■ WHAT YOU ARE ASKED TO DO
Wherever a line below holds the word "time", copy that line.

■ Saved entries
* begin *

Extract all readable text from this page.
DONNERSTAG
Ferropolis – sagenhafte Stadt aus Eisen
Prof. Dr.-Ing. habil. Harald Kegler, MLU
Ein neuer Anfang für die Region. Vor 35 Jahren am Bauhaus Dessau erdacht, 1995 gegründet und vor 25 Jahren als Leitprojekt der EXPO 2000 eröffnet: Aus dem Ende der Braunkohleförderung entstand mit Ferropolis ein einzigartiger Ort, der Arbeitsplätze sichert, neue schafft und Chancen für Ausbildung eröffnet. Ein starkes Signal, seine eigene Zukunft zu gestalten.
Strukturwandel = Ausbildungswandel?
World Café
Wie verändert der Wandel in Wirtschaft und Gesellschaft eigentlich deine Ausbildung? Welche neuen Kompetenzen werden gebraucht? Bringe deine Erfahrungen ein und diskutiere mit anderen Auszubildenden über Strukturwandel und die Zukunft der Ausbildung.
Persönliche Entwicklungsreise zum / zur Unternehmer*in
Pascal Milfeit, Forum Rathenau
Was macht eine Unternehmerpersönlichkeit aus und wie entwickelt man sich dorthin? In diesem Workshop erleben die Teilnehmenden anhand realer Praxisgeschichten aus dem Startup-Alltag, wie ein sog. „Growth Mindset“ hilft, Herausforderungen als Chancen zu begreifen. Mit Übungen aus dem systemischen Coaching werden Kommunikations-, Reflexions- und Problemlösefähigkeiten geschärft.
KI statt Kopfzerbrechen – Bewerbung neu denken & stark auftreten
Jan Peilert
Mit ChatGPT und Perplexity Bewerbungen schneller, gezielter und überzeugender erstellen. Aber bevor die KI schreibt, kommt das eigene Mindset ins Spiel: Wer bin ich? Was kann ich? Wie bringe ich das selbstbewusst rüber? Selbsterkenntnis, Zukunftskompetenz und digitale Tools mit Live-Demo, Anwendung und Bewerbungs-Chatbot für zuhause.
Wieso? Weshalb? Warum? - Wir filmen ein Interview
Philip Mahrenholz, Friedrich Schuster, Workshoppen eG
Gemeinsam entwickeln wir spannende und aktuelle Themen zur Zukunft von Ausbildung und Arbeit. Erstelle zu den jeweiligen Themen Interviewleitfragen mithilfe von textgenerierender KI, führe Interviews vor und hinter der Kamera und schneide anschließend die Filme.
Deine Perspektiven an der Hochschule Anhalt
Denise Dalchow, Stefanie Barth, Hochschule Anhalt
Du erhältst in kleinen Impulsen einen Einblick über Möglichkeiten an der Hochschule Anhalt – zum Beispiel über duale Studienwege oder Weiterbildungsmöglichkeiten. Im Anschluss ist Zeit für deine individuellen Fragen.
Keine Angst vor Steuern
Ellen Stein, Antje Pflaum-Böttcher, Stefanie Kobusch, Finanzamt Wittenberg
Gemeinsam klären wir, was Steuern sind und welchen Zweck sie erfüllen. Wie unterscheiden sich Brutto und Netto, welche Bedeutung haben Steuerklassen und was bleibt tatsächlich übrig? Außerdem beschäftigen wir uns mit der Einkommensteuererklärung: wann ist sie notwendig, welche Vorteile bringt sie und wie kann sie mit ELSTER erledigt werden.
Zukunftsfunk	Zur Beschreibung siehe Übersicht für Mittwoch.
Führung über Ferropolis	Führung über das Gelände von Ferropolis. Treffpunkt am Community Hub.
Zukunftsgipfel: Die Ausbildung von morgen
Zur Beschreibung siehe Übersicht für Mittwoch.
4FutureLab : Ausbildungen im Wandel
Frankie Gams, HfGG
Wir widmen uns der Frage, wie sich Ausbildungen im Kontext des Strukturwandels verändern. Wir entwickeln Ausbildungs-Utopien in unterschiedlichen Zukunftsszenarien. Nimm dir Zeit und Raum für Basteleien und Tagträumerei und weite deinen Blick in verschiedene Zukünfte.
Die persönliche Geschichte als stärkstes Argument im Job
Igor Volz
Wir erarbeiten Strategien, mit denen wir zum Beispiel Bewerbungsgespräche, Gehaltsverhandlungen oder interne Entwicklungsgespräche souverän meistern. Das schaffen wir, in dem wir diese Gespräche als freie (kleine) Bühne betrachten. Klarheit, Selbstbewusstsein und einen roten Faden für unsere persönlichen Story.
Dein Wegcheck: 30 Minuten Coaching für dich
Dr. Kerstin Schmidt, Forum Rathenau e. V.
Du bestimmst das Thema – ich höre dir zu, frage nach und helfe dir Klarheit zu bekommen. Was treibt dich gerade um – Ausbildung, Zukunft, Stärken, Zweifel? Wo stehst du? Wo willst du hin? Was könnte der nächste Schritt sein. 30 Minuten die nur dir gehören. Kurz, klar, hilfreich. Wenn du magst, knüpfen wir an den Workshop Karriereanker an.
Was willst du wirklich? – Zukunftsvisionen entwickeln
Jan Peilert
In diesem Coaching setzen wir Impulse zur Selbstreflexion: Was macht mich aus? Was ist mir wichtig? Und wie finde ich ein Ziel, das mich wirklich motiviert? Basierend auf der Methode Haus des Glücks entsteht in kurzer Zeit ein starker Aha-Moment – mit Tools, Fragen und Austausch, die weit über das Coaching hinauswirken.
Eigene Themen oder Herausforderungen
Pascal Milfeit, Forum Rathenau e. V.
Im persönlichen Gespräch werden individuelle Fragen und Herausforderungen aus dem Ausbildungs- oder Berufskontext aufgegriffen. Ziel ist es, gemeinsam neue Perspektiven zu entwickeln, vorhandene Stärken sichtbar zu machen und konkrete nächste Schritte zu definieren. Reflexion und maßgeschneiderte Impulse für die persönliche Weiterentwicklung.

* end *
* begin *

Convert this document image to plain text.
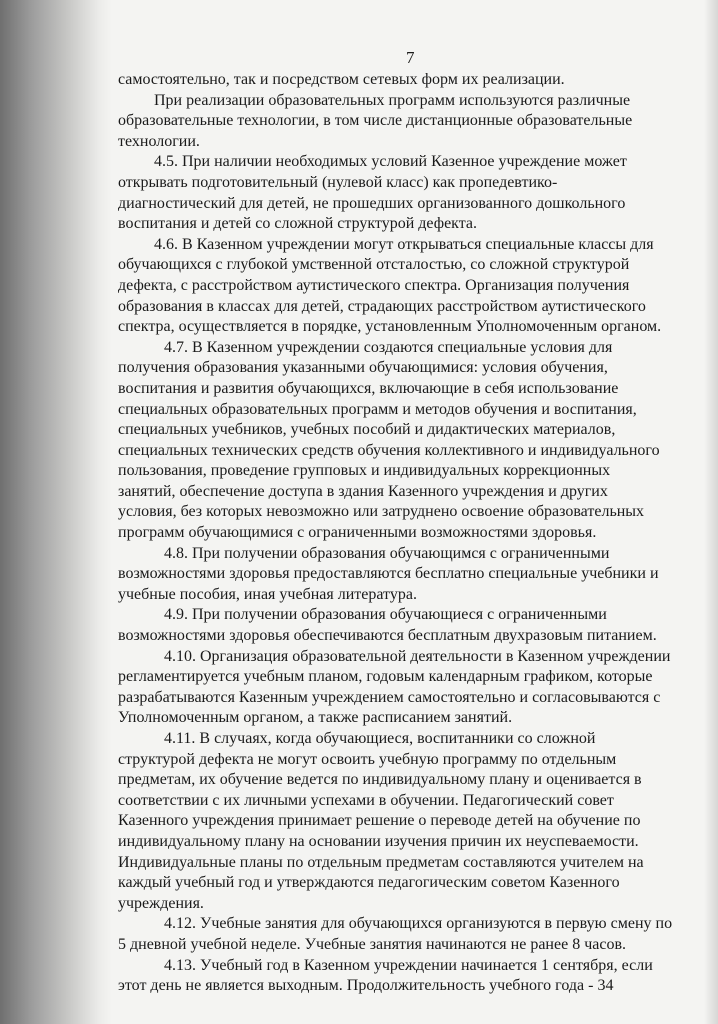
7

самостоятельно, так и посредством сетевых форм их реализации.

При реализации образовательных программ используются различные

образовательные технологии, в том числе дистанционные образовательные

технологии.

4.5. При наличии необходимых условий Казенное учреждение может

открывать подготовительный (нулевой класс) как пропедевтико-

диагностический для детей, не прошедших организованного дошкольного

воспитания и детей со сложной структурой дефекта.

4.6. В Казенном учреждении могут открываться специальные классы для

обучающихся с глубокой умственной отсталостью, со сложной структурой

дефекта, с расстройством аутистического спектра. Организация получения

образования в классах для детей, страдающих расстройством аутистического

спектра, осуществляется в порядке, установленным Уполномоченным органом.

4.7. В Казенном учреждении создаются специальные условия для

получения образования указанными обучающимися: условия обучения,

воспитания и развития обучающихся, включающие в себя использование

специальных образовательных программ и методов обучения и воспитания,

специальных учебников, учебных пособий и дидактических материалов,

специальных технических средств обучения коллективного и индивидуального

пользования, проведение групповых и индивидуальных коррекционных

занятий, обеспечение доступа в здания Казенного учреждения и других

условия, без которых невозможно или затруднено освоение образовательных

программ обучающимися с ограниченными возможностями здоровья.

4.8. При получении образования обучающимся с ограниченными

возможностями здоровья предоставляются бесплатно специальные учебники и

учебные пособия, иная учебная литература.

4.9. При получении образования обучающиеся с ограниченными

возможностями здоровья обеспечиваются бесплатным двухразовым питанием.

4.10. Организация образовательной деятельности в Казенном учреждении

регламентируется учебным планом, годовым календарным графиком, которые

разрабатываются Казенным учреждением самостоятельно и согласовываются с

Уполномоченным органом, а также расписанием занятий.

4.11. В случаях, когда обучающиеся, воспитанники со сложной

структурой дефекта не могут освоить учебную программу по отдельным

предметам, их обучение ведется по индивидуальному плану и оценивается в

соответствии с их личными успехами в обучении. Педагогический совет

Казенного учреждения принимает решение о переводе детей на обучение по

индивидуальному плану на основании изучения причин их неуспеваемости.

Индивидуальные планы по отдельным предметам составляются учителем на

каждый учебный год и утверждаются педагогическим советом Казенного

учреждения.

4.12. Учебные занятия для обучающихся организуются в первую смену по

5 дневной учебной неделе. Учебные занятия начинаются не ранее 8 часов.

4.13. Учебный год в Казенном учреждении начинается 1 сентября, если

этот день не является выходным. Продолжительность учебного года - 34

* end *
* begin *

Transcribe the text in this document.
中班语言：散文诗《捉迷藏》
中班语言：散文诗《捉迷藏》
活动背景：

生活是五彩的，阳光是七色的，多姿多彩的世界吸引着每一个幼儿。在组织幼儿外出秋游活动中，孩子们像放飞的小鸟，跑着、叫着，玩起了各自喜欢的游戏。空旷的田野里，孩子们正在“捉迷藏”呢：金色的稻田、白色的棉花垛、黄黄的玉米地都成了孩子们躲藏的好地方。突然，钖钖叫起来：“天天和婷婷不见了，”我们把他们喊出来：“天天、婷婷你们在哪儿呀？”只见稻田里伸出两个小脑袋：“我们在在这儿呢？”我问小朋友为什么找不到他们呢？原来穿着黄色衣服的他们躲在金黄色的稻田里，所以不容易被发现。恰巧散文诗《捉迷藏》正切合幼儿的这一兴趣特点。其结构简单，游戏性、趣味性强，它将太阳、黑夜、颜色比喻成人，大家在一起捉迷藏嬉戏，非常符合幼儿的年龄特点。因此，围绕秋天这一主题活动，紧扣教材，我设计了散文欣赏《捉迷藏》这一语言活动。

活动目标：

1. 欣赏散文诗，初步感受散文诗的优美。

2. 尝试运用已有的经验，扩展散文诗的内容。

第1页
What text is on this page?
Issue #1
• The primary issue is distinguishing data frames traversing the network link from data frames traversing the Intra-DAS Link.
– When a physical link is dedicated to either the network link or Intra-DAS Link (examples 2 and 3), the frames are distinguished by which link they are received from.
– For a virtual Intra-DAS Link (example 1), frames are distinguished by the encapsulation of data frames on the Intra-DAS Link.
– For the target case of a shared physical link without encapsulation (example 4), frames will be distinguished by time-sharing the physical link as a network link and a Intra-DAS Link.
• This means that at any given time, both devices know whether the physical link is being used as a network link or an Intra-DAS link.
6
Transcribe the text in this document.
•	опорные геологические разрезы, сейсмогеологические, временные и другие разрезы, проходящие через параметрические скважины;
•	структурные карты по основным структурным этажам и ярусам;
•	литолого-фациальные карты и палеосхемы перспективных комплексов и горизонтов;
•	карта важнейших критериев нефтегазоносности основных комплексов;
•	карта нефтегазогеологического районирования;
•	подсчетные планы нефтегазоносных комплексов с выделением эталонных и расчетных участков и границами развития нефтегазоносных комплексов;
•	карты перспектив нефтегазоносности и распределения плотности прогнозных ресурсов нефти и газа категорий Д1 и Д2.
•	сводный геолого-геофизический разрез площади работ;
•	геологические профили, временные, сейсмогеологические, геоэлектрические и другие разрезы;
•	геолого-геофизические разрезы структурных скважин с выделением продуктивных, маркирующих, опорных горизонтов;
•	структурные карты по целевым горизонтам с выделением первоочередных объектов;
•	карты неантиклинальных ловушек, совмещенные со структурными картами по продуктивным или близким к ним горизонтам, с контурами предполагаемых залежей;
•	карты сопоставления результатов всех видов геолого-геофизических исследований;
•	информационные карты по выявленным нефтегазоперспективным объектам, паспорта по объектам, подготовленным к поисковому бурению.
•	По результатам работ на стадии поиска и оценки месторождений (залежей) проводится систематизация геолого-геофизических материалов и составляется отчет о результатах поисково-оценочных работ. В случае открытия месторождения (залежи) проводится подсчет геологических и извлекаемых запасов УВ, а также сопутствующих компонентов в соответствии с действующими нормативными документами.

* end *

■ ANSWER TO THIS EXERCISE
– For the target case of a shared physical link without encapsulation (example 4), frames will be distinguished by time-sharing the physical link as a network link and a Intra-DAS Link.
• This means that at any given time, both devices know whether the physical link is being used as a network link or an Intra-DAS link.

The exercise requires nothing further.